## Exercise details
Your task is to copy the lines from the line containing "Give me the" through the end of the listing below, both included, without any pictures.

========================

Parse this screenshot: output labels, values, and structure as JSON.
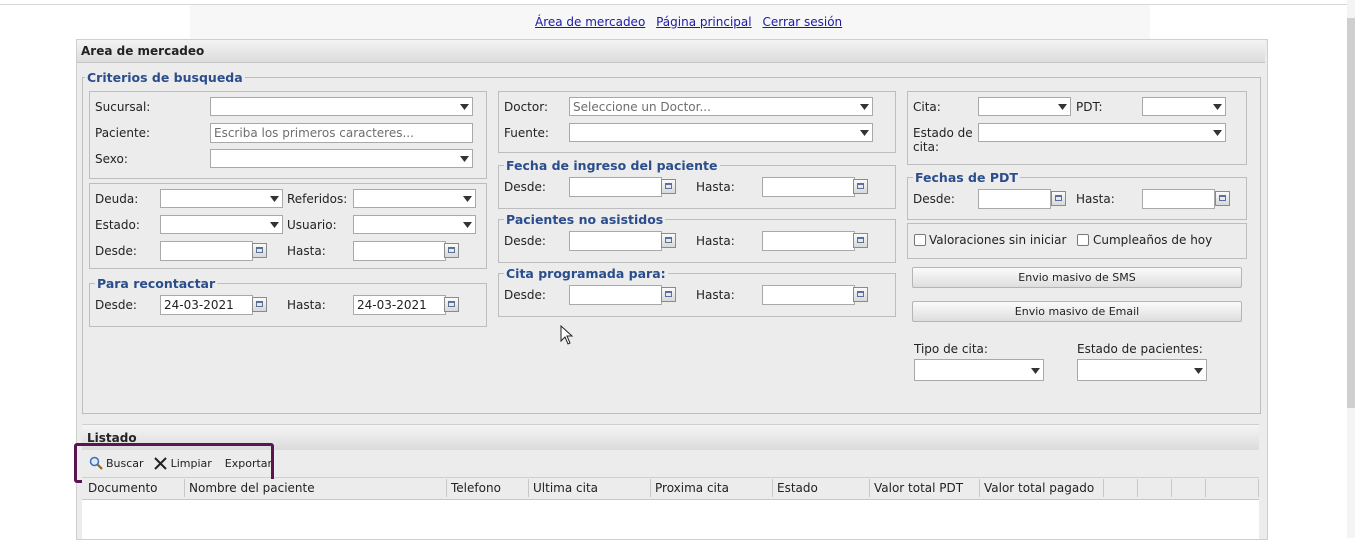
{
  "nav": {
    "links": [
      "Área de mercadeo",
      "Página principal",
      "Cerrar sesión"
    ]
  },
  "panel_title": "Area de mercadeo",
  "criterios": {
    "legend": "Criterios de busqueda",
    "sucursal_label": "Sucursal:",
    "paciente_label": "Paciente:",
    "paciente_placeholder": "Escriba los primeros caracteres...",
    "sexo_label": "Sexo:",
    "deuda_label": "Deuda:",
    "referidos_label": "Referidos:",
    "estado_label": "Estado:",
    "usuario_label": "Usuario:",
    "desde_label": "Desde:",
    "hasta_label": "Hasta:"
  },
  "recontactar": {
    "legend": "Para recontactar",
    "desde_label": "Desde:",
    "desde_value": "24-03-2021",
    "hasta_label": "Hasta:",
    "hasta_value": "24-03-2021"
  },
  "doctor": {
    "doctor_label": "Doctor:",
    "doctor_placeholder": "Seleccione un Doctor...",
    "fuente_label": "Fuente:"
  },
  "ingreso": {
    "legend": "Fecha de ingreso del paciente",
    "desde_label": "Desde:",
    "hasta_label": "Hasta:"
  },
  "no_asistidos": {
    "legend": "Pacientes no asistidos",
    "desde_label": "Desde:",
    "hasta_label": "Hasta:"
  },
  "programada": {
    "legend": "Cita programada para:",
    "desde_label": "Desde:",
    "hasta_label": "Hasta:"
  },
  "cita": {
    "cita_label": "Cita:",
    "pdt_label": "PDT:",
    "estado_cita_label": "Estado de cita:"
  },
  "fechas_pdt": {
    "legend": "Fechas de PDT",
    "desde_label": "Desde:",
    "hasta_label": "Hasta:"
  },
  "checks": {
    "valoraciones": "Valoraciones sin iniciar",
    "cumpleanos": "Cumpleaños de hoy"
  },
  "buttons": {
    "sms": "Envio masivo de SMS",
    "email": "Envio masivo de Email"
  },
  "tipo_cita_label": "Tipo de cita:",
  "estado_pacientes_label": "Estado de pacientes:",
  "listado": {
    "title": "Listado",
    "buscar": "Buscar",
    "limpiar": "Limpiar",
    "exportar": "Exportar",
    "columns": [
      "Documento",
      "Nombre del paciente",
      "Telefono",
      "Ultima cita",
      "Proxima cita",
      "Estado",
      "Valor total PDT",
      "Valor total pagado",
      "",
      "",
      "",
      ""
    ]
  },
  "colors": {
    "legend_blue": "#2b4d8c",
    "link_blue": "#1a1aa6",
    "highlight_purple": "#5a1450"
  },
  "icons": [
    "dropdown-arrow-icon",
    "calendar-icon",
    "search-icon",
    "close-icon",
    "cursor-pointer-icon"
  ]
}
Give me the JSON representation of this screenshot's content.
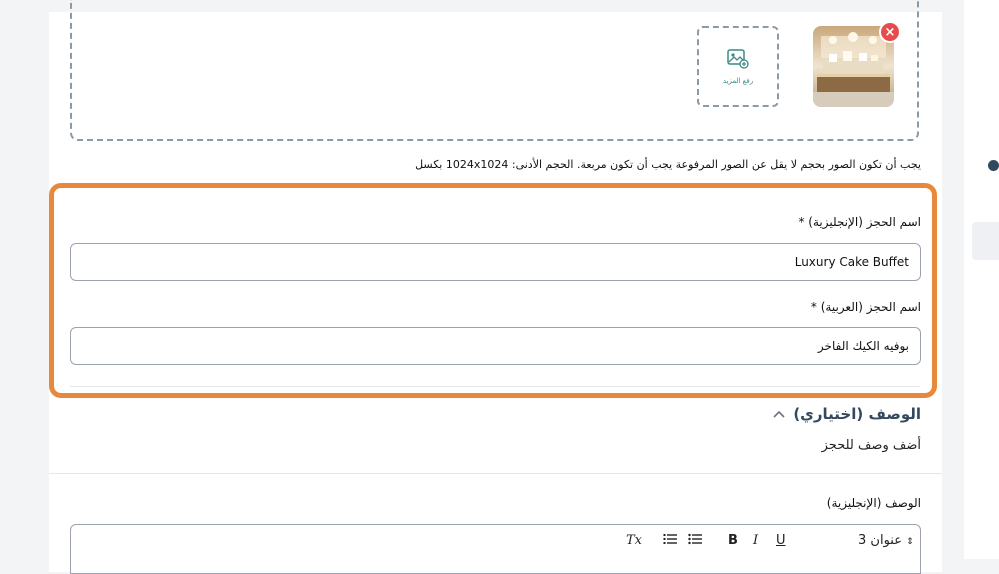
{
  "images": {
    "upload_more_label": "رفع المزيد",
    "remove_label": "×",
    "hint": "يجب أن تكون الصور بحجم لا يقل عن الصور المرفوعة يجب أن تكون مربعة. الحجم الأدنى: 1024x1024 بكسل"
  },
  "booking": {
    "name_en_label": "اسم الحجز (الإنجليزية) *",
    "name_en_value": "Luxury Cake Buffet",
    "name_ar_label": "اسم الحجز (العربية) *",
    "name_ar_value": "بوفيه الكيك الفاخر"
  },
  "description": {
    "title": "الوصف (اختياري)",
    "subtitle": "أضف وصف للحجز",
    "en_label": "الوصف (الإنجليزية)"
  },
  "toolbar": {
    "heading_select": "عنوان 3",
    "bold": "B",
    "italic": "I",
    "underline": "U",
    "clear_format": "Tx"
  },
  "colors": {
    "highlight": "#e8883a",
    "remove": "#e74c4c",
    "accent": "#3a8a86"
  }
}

========================

## The answer
Give me the JSON representation of this screenshot's content.
{
  "images": {
    "upload_more_label": "رفع المزيد",
    "remove_label": "×",
    "hint": "يجب أن تكون الصور بحجم لا يقل عن الصور المرفوعة يجب أن تكون مربعة. الحجم الأدنى: 1024x1024 بكسل"
  },
  "booking": {
    "name_en_label": "اسم الحجز (الإنجليزية) *",
    "name_en_value": "Luxury Cake Buffet",
    "name_ar_label": "اسم الحجز (العربية) *",
    "name_ar_value": "بوفيه الكيك الفاخر"
  },
  "description": {
    "title": "الوصف (اختياري)",
    "subtitle": "أضف وصف للحجز",
    "en_label": "الوصف (الإنجليزية)"
  },
  "toolbar": {
    "heading_select": "عنوان 3",
    "bold": "B",
    "italic": "I",
    "underline": "U",
    "clear_format": "Tx"
  },
  "colors": {
    "highlight": "#e8883a",
    "remove": "#e74c4c",
    "accent": "#3a8a86"
  }
}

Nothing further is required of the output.